# START OF Provided material

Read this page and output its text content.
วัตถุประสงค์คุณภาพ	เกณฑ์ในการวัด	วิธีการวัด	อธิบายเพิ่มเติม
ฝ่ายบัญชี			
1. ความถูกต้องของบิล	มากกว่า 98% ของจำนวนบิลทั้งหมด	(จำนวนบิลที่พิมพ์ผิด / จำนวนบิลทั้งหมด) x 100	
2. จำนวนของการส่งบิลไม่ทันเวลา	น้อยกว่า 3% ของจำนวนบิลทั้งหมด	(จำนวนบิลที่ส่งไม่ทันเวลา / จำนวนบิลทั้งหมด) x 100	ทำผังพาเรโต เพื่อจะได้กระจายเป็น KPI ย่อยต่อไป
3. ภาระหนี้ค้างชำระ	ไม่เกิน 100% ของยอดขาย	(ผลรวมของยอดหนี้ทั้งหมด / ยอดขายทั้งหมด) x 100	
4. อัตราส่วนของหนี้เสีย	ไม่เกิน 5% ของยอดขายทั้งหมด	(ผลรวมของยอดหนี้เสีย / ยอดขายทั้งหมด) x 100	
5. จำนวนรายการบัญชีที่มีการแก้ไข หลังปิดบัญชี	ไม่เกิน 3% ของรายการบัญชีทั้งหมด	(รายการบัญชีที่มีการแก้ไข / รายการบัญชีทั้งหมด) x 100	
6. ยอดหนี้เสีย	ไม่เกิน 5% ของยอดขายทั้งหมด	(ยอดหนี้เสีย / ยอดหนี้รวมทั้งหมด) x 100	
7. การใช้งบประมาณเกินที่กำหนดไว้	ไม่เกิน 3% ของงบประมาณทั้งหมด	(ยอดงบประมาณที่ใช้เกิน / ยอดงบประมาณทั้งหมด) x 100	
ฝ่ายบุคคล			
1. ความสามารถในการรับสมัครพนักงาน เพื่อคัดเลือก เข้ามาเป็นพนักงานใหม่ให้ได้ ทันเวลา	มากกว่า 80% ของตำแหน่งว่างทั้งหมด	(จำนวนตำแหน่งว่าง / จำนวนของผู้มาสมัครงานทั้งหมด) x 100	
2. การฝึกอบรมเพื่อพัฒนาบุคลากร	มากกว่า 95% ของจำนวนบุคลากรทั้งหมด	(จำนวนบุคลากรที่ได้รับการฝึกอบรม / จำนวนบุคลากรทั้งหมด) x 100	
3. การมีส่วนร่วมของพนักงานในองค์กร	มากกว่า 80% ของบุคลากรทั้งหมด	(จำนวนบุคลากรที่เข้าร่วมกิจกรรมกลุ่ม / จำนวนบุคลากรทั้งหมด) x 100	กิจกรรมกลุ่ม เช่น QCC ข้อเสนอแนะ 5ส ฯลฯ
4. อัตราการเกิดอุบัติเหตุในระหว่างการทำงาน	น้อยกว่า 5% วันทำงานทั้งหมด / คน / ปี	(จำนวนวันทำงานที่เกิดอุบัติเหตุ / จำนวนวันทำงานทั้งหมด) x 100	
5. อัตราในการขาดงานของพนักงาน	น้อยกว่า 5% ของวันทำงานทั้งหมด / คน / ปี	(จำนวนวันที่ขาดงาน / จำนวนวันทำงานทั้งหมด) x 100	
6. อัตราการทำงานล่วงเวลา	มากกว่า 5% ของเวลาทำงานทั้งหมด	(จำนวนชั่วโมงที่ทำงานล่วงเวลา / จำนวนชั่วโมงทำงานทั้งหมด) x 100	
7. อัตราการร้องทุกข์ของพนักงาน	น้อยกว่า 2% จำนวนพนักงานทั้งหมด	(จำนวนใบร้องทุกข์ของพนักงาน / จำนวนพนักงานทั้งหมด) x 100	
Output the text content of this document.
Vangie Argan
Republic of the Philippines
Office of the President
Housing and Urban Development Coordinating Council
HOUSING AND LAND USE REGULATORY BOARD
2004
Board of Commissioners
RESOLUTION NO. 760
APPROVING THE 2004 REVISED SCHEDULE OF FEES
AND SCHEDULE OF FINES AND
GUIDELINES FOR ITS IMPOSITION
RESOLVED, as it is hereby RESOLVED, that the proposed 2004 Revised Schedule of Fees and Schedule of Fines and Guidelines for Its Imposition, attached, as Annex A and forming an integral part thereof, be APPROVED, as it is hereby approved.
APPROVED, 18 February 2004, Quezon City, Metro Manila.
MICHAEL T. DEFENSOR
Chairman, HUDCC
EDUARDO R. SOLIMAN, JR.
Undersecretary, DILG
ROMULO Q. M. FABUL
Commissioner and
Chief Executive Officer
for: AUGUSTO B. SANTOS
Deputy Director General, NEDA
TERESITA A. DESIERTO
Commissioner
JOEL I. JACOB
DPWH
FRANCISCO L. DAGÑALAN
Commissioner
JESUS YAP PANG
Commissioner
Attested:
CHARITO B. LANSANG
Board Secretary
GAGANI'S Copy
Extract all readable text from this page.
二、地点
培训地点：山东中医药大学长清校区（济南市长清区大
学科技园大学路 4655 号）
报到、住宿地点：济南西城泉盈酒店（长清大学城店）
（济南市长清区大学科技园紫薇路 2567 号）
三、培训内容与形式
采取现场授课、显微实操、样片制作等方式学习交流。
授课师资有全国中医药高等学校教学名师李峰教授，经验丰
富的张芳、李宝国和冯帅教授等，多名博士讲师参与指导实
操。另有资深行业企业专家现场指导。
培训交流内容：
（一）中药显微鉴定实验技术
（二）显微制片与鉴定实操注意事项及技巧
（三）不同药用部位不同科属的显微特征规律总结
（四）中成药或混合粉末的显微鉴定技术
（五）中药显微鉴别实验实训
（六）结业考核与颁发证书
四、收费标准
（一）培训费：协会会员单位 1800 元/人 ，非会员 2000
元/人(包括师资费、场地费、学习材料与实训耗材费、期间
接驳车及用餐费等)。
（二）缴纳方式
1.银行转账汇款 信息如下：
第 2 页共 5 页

# END OF Provided material

Objective » Locate "Extract all readable text from this page." in the material, then quote the line that contains it and all lines after it through the final one.

The response »
Extract all readable text from this page.
二、地点
培训地点：山东中医药大学长清校区（济南市长清区大
学科技园大学路 4655 号）
报到、住宿地点：济南西城泉盈酒店（长清大学城店）
（济南市长清区大学科技园紫薇路 2567 号）
三、培训内容与形式
采取现场授课、显微实操、样片制作等方式学习交流。
授课师资有全国中医药高等学校教学名师李峰教授，经验丰
富的张芳、李宝国和冯帅教授等，多名博士讲师参与指导实
操。另有资深行业企业专家现场指导。
培训交流内容：
（一）中药显微鉴定实验技术
（二）显微制片与鉴定实操注意事项及技巧
（三）不同药用部位不同科属的显微特征规律总结
（四）中成药或混合粉末的显微鉴定技术
（五）中药显微鉴别实验实训
（六）结业考核与颁发证书
四、收费标准
（一）培训费：协会会员单位 1800 元/人 ，非会员 2000
元/人(包括师资费、场地费、学习材料与实训耗材费、期间
接驳车及用餐费等)。
（二）缴纳方式
1.银行转账汇款 信息如下：
第 2 页共 5 页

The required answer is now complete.